GOAL: Scan the data below and pick out the lines containing the word "name".

Entries from a dataset:
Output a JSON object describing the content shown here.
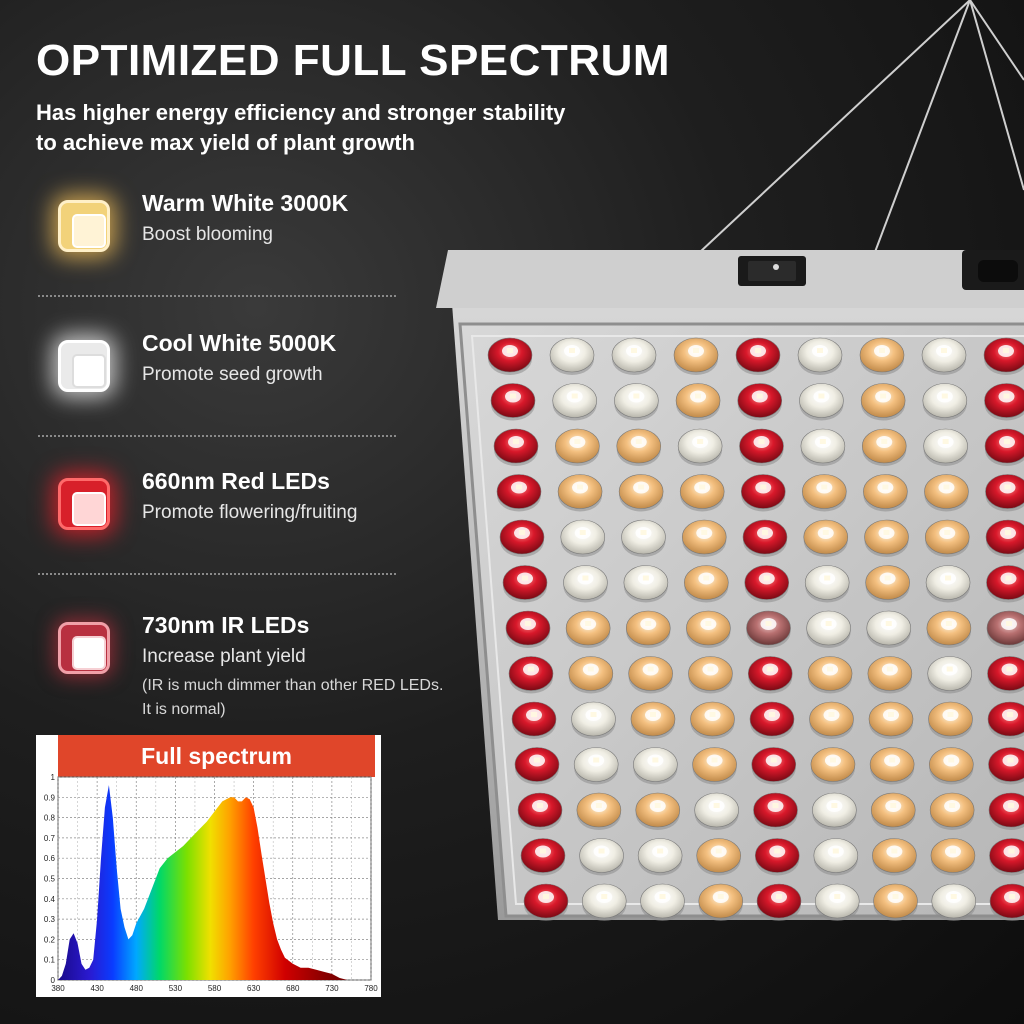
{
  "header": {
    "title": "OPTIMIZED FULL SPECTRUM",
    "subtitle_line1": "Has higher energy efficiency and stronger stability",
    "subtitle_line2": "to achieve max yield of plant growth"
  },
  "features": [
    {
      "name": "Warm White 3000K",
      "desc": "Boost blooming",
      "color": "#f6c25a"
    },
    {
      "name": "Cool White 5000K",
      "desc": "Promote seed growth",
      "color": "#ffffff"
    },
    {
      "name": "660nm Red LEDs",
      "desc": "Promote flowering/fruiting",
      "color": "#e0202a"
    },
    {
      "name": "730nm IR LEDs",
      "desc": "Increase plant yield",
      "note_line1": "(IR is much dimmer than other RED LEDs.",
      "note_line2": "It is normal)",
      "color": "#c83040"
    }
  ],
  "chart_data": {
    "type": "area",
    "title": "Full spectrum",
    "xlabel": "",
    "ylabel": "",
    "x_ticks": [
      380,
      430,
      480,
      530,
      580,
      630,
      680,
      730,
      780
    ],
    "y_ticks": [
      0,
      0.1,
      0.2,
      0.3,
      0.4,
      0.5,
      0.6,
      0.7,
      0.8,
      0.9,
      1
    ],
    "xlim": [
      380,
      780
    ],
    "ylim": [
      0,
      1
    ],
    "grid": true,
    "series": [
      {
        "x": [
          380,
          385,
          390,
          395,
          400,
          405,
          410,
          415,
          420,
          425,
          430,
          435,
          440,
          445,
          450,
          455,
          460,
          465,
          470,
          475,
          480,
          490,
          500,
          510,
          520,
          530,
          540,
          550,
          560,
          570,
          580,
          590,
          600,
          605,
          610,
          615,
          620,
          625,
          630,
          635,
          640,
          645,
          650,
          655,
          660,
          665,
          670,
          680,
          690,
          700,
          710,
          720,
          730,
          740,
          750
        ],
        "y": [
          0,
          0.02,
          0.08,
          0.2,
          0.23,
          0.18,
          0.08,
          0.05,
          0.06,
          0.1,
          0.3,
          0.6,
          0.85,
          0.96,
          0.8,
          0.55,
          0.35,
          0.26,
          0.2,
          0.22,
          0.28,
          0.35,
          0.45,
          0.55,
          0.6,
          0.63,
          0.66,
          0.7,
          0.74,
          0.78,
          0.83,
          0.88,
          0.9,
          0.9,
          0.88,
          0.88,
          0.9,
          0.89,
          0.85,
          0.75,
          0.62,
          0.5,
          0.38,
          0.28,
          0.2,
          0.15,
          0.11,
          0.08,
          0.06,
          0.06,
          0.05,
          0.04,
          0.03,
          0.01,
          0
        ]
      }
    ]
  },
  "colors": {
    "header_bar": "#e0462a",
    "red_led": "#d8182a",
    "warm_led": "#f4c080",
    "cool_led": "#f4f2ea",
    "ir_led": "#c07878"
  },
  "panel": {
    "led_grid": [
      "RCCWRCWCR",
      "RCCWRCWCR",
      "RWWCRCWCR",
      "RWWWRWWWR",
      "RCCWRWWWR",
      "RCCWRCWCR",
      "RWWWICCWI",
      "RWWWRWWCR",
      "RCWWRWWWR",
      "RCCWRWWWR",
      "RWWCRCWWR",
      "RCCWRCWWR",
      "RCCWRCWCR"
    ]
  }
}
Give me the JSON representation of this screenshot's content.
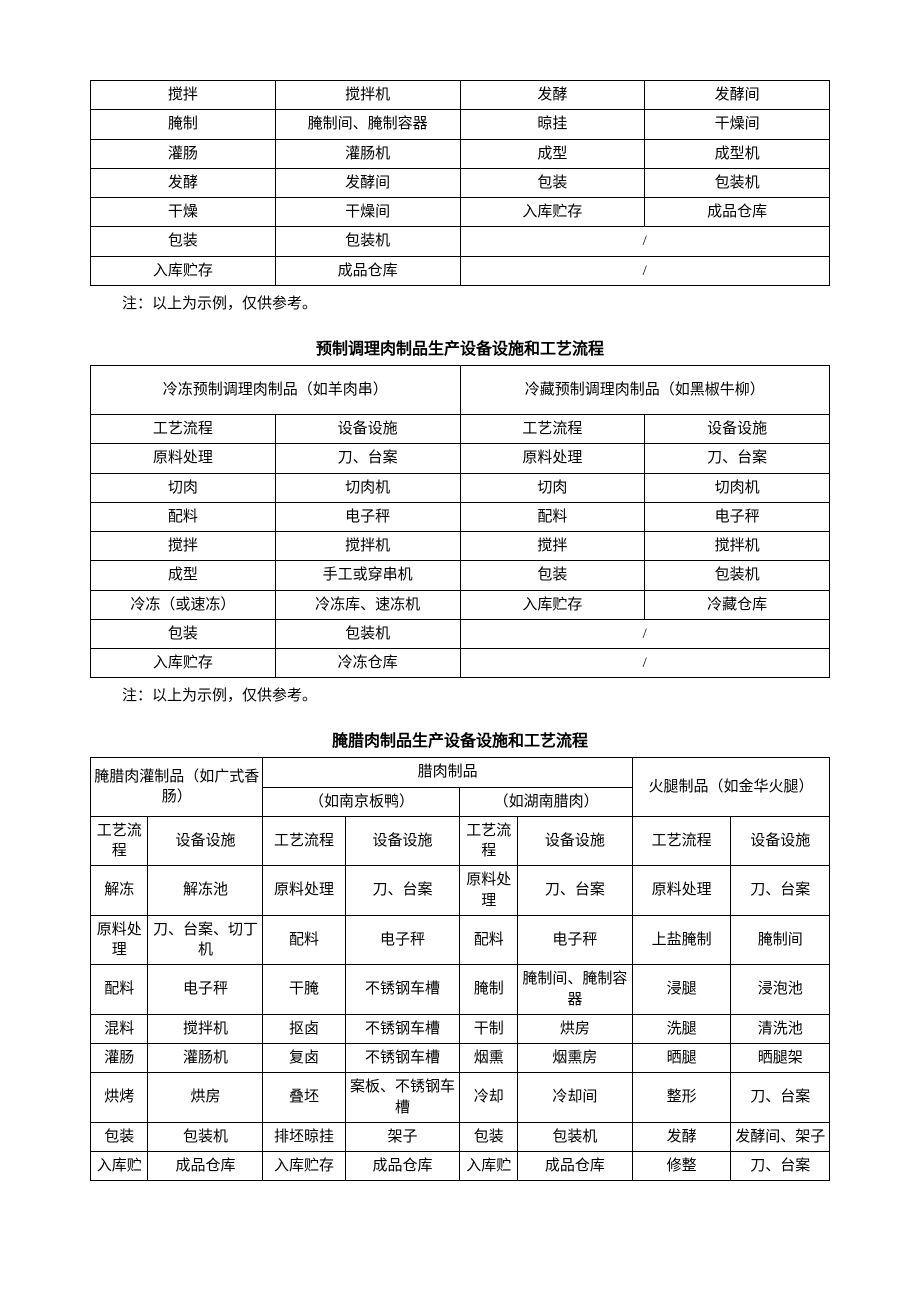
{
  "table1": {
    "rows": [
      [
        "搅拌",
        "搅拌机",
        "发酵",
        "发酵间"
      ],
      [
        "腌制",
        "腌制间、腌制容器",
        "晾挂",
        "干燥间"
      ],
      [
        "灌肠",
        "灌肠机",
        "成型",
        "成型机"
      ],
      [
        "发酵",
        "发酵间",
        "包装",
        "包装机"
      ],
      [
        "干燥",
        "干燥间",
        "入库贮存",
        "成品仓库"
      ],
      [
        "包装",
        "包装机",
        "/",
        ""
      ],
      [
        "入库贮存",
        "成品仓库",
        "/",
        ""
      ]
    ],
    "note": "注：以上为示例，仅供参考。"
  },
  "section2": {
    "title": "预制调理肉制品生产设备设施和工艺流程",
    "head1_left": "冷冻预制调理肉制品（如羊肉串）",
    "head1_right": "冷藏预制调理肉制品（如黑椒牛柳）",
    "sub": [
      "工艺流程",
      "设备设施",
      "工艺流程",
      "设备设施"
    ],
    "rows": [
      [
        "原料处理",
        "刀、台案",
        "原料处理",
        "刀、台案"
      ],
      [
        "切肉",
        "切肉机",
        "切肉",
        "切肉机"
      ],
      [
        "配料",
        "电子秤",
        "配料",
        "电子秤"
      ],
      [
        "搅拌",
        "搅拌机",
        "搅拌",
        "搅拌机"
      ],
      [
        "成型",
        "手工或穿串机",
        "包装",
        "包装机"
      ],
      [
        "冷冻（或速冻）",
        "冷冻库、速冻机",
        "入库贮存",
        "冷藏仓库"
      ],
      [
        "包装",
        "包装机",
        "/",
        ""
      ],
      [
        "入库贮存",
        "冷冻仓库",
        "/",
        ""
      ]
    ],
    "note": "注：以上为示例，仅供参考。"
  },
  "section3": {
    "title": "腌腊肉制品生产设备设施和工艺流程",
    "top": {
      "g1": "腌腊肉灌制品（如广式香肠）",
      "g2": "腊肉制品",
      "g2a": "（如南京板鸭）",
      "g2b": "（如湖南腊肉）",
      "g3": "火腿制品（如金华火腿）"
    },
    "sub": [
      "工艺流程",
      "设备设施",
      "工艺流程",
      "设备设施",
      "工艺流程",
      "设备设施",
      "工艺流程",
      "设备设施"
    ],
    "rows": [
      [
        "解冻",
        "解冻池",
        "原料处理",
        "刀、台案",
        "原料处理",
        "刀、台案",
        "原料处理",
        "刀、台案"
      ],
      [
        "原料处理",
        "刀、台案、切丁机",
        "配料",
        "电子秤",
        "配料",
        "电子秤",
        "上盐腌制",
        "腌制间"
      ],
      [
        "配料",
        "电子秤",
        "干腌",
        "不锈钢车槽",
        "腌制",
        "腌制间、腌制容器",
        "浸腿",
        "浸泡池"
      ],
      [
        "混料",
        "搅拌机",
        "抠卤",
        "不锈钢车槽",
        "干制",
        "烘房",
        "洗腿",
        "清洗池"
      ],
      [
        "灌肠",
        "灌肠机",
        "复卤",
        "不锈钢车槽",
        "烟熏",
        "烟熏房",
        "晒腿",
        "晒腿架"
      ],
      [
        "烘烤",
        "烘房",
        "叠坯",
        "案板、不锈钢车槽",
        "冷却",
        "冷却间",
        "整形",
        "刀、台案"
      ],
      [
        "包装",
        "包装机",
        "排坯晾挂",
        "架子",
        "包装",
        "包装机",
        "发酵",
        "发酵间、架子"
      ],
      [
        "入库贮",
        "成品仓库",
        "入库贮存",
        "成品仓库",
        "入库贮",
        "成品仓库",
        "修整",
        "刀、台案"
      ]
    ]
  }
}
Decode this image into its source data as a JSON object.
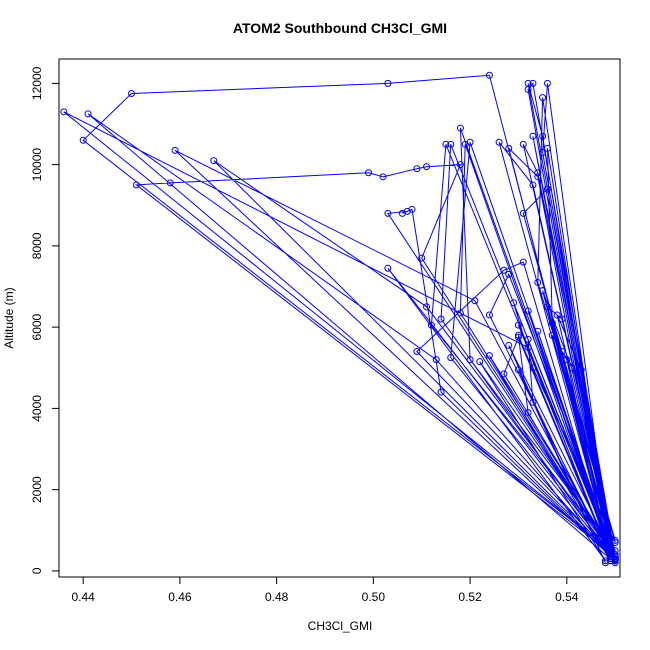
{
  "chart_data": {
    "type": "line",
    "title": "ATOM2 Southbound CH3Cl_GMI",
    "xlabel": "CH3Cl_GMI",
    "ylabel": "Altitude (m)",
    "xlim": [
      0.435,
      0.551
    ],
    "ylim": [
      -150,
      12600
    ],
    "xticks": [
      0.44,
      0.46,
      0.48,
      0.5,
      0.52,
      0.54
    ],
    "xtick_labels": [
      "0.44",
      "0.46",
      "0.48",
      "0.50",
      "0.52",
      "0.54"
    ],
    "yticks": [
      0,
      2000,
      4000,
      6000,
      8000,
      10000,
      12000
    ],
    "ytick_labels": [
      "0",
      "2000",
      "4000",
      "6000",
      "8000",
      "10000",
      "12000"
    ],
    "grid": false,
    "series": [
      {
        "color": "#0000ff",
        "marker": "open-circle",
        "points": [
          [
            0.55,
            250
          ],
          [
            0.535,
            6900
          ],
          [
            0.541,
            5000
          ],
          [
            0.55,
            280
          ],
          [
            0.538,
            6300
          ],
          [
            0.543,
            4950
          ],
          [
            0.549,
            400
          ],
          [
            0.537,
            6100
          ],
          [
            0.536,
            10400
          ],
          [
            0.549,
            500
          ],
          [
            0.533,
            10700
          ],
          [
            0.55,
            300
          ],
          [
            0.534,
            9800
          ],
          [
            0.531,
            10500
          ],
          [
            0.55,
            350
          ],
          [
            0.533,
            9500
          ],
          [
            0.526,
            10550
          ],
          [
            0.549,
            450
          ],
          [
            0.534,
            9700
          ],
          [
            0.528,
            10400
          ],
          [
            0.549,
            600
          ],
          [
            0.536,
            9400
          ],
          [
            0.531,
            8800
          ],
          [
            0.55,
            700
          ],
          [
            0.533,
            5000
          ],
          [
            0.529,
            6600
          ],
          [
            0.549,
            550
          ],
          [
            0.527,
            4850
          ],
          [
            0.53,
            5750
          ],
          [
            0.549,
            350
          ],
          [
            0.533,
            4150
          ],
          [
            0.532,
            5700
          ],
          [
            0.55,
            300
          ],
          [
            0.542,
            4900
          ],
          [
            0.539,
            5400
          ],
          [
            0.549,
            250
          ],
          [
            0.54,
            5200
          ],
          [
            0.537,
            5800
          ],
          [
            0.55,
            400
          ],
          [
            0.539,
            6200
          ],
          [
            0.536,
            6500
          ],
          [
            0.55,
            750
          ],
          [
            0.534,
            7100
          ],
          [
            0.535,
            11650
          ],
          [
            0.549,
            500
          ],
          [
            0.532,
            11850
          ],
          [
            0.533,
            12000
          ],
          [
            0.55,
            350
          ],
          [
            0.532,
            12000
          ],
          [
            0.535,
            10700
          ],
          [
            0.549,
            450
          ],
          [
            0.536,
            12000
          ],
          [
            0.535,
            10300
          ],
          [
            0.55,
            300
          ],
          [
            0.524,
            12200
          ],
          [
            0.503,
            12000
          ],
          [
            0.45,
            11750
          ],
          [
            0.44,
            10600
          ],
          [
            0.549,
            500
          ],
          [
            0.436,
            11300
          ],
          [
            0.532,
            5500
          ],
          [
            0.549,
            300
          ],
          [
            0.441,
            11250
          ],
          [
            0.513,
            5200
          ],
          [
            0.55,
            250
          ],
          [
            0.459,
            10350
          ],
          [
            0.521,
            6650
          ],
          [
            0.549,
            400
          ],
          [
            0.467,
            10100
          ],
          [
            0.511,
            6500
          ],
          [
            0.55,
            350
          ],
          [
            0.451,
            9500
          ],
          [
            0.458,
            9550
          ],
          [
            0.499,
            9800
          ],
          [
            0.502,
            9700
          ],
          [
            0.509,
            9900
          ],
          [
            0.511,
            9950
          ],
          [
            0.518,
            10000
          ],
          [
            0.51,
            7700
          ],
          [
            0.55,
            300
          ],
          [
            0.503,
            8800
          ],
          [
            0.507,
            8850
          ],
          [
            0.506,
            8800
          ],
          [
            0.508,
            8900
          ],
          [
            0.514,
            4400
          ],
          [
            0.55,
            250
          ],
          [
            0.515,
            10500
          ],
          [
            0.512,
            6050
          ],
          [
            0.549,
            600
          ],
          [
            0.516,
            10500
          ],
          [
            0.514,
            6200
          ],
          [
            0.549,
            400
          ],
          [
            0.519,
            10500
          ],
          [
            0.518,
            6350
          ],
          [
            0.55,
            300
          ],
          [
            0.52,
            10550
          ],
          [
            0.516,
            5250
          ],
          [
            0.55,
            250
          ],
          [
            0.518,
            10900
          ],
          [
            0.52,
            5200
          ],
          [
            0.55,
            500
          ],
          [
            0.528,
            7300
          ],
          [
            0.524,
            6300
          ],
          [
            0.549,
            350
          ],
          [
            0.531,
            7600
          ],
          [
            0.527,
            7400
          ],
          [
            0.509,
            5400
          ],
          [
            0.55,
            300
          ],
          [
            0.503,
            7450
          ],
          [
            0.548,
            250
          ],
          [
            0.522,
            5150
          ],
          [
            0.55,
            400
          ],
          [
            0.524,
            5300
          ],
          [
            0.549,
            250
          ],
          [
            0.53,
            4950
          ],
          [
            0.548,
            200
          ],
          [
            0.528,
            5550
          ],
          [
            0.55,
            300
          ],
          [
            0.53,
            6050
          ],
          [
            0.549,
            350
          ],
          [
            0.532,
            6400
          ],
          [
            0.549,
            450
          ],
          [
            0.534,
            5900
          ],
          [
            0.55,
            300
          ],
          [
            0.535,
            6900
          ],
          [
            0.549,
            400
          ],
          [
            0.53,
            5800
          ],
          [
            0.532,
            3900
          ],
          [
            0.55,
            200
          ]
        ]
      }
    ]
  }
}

EXERCISE RESULT:
      "name": "Warm White 3000K",
      "name": "Cool White 5000K",
      "name": "660nm Red LEDs",
      "name": "730nm IR LEDs",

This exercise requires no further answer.